━━ ITEMS ━━
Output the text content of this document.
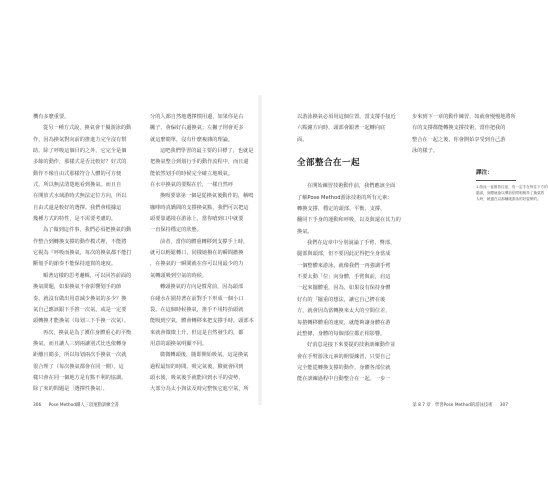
機有多麼重要。

從另一種方式說，換氣會干擾游泳的動

作，因為換氣對向前的推進力完全沒有幫

助。除了呼吸這個目的之外，它完全是個

多餘的動作，那樣式是否比較好？好式的

動作不像自由式那樣符合人體的可方便

式，所以無法清楚地看到換氣。而且自

在開放式水域游時式無法定位方向，所以

自由式還是較好的選擇。我們會根據這

幾種方式的特性，是不需要考慮的。

為了做到這件事，我們必須把換氣的動

作整合到轉換支撐的動作模式裡，不能將

它視為『呼吸而換氣，每次的換氣都不能打

斷划手的節奏不能保持連貫的速度。

順著這樣的思考邏輯，可以回答前面的

換氣問題，如果換氣不會影響划手的節

奏，就沒有做出用意減少換氣的多少？換

氣自己應該跟下手推一次氣，或是一定要

頭轉換才能換氣（每划三下手換一次氣）。

再次，換氣是為了護住身體重心的平衡

換氣，而且讓人三到兩讓別式比也依轉身

距離且簡多，所以每划兩次手換氣一次就

很合理了（每次換氣都會在同一側），這

樣只會在同一個地方是有點不利的協調。

除了來的問題是〔選擇性換氣〕，

分的人都自然地選擇慣用邊，如果你是右

撇子，會偏好右邊換氣；左撇子則會更多

就這麼簡單，沒有什麼複雜的理論。

這吧我們學習的最主要的目標了，也就是

把換氣整合到划行手的動作流程中，而且還

能依然划手的時候完全確立地吸氣。

在水中換氣的要點在於，一樣自然呼

換吸要靠第一個是從換氣後動作的，稱鳴

咖啡時真嬌間的支撐換氣點，我們可以把這

頭要靠邁境在游泳上，當你嗆到口中就要

一直保持穩定的狀態。

前者，當你的體重轉移到支撐手上時，

就可以輕鬆轉口，同樣她撥在的瞬間撤換

，在換氣的一瞬間就在你可以用最少的力

氣轉頭吸到空氣的時候。

轉頭換氣的方向是慣常前，因為頭部

在碰水在圍持著在前對手下形成一個小口

袋，在這個時候換氣，推手不用特抬頭就

能吸到空氣，體會轉移來把支撐手時，頭部本

來就會微微上升，但這是自然發生的，都

用意的頭換氣明顯不同。

微微轉頭後，隨即開始吸氣，這是換氣

過程最短的時間。吸完氣後，臉就會回到

頭水後，吸氣後手就能回到水平的姿勢，

大部分為太小與法及時完整恢它進空氣，所

306 Pose Method鐵人三項運動訓練全書

以游泳換氣必須用這個位置，當支撐手接近

六點鐘方向時，頭部會跟著一起轉向底

面。

全部整合在一起

在開始練習技術動作前，我們應該全面

了解Pose Method游泳技術的所有元素：

轉換支撐、穩定的頭部、平衡、支撐、

翻同下手身的運動和呼吸，以及與還在其力的

換氣。

我們在這章中分別說論了手臂、臀部、

腿部與頭部，但不要因此記得把全身當成

一個整體來游泳，就像我們一再強調手臂

不要太動「位」向身體，手臂與前，肩這

一起來擺體重，因為，如果沒有保持身體

好有的「擺重的想法，讓它自己擠在後

方，就會因為當轉換來太大的空間位差，

每捲轉移體重的速度，就能夠讓身體在游

此整條，身體的每個部位都正相影響。

好消息是接下來要提的技術訓練動作並

會在手臂游泳元素的開要練習，只要自己

完全能從轉換支撐的動作，身體各部位就

能在訓練過程中自動整合在一起。一步一

步來到下一章的動作練習，如就會慢慢地將所

有的支撐都能轉換支撐技術，當你把我的

整合在一起之後，你會開始享受到自己游

泳的樣子。

譯注：
1 游泳一直保持往前，有一定手在每往下方的
腦部，身體就會以慣前依附相相持了換氣的
人時，就還在以那種破游泳的好姿勢的。
第 8 7 章　學習Pose Method的游泳技術 307
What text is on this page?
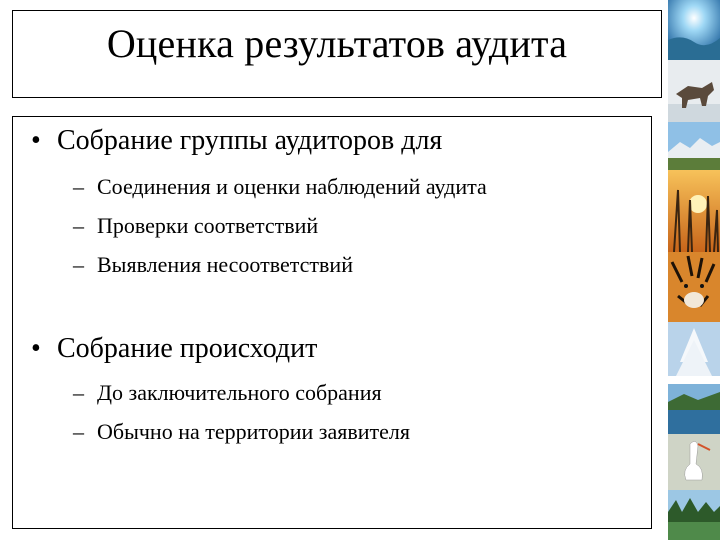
Оценка результатов аудита
• Собрание группы аудиторов для
– Соединения и оценки наблюдений аудита
– Проверки соответствий
– Выявления несоответствий
• Собрание происходит
– До заключительного собрания
– Обычно на территории заявителя
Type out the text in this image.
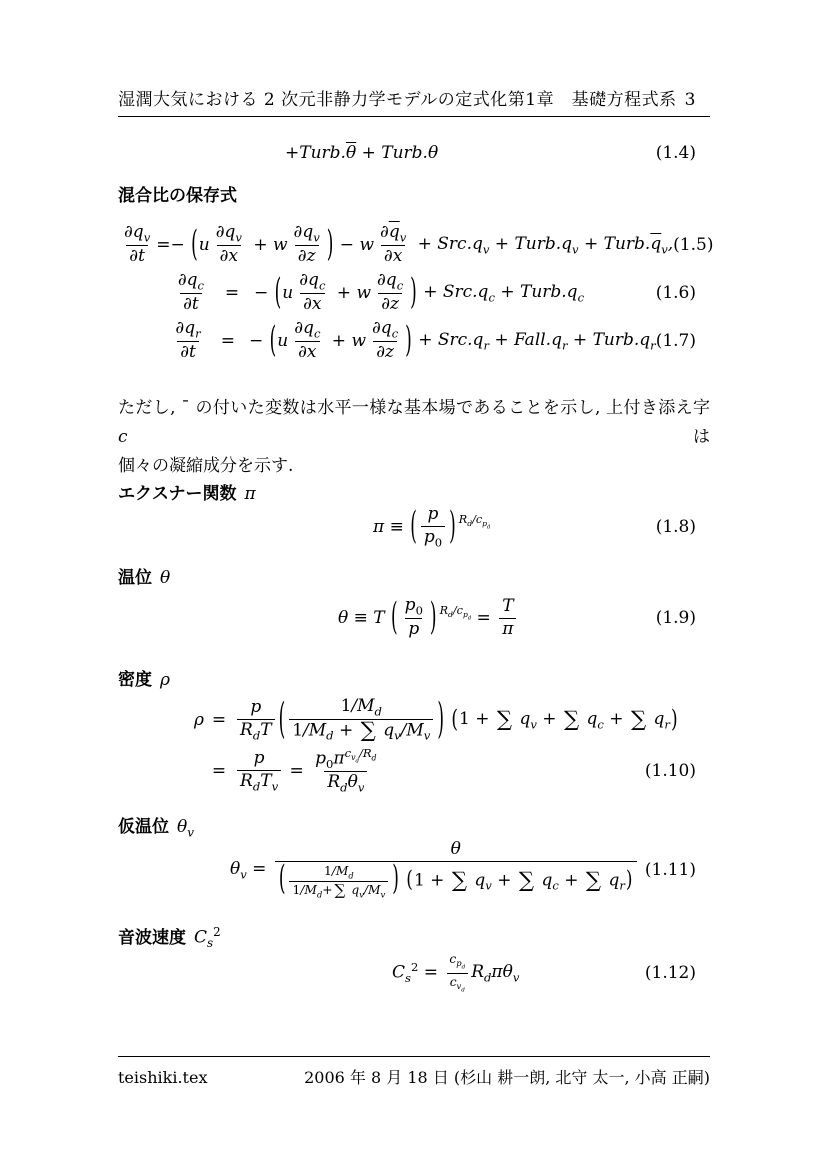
湿潤大気における 2 次元非静力学モデルの定式化第1章　基礎方程式系 3
$+Turb.\overline{\theta}$ + Turb.θ	(1.4)
混合比の保存式
$\frac{\partial q_v}{\partial t}$ = − ( u $\frac{\partial q_v}{\partial x} + w \frac{\partial q_v}{\partial z}$ ) − w $\frac{\partial\overline{q}_v}{\partial x} + Src.q_v$ + $Turb.q_v$ + $Turb.\overline{q}_v$, (1.5)
$\frac{\partial q_c}{\partial t}$	= − ( u $\frac{\partial q_c}{\partial x} + w \frac{\partial q_c}{\partial z}$ ) + $Src.q_c$ + $Turb.q_c$	(1.6)
$\frac{\partial q_r}{\partial t}$	= − ( u $\frac{\partial q_c}{\partial x} + w \frac{\partial q_c}{\partial z}$ ) + $Src.q_r$ + $Fall.q_r$ + $Turb.q_r$ (1.7)

ただし, ¯ の付いた変数は水平一様な基本場であることを示し, 上付き添え字 c は
個々の凝縮成分を示す.

エクスナー関数 π
π ≡ ( $\frac{p}{p_0}$ ) $^{R_d/c_{p_d}}$	(1.8)
温位 θ
θ ≡ T ( $\frac{p_0}{p}$ ) $^{R_d/c_{p_d}} = \frac{T}{\pi}$	(1.9)
密度 ρ
$\rho = \frac{p}{R_dT}$ ( $\frac{1/M_d}{1/M_d + \sum q_v/M_v}$ )
( 1 + ∑ $q_v$ + ∑ $q_c$ + ∑ $q_r$ )
= $\frac{p}{R_dT_v} = \frac{p_0\pi^{c_{v_d}/R_d}}{R_d\theta_v}$	(1.10)
仮温位 $\theta_v$
$\theta_v = \theta$
( $\frac{1/M_d}{1/M_d+ \sum q_v/M_v}$ )
( 1 + ∑ $q_v$ + ∑ $q_c$ + ∑ $q_r$ ) (1.11)
音波速度 $C_s^2$
$C_s^2 = \frac{c_{p_d}}{c_{v_d}} R_d\pi\theta_v$	(1.12)
teishiki.tex	2006 年 8 月 18 日 (杉山 耕一朗, 北守 太一, 小高 正嗣)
━━━
DO THIS -> The lines to repeat start at the one holding "Type out the text in this image." and run through the last line of the records above; write them out exactly, both ends included, but not the pictures.

RESPONSE TO THIS TASK ->
Type out the text in this image.
湿潤大気における 2 次元非静力学モデルの定式化第1章　基礎方程式系 3
$+Turb.\overline{\theta}$ + Turb.θ	(1.4)
混合比の保存式
$\frac{\partial q_v}{\partial t}$ = − ( u $\frac{\partial q_v}{\partial x} + w \frac{\partial q_v}{\partial z}$ ) − w $\frac{\partial\overline{q}_v}{\partial x} + Src.q_v$ + $Turb.q_v$ + $Turb.\overline{q}_v$, (1.5)
$\frac{\partial q_c}{\partial t}$	= − ( u $\frac{\partial q_c}{\partial x} + w \frac{\partial q_c}{\partial z}$ ) + $Src.q_c$ + $Turb.q_c$	(1.6)
$\frac{\partial q_r}{\partial t}$	= − ( u $\frac{\partial q_c}{\partial x} + w \frac{\partial q_c}{\partial z}$ ) + $Src.q_r$ + $Fall.q_r$ + $Turb.q_r$ (1.7)

ただし, ¯ の付いた変数は水平一様な基本場であることを示し, 上付き添え字 c は
個々の凝縮成分を示す.

エクスナー関数 π
π ≡ ( $\frac{p}{p_0}$ ) $^{R_d/c_{p_d}}$	(1.8)
温位 θ
θ ≡ T ( $\frac{p_0}{p}$ ) $^{R_d/c_{p_d}} = \frac{T}{\pi}$	(1.9)
密度 ρ
$\rho = \frac{p}{R_dT}$ ( $\frac{1/M_d}{1/M_d + \sum q_v/M_v}$ )
( 1 + ∑ $q_v$ + ∑ $q_c$ + ∑ $q_r$ )
= $\frac{p}{R_dT_v} = \frac{p_0\pi^{c_{v_d}/R_d}}{R_d\theta_v}$	(1.10)
仮温位 $\theta_v$
$\theta_v = \theta$
( $\frac{1/M_d}{1/M_d+ \sum q_v/M_v}$ )
( 1 + ∑ $q_v$ + ∑ $q_c$ + ∑ $q_r$ ) (1.11)
音波速度 $C_s^2$
$C_s^2 = \frac{c_{p_d}}{c_{v_d}} R_d\pi\theta_v$	(1.12)
teishiki.tex	2006 年 8 月 18 日 (杉山 耕一朗, 北守 太一, 小高 正嗣)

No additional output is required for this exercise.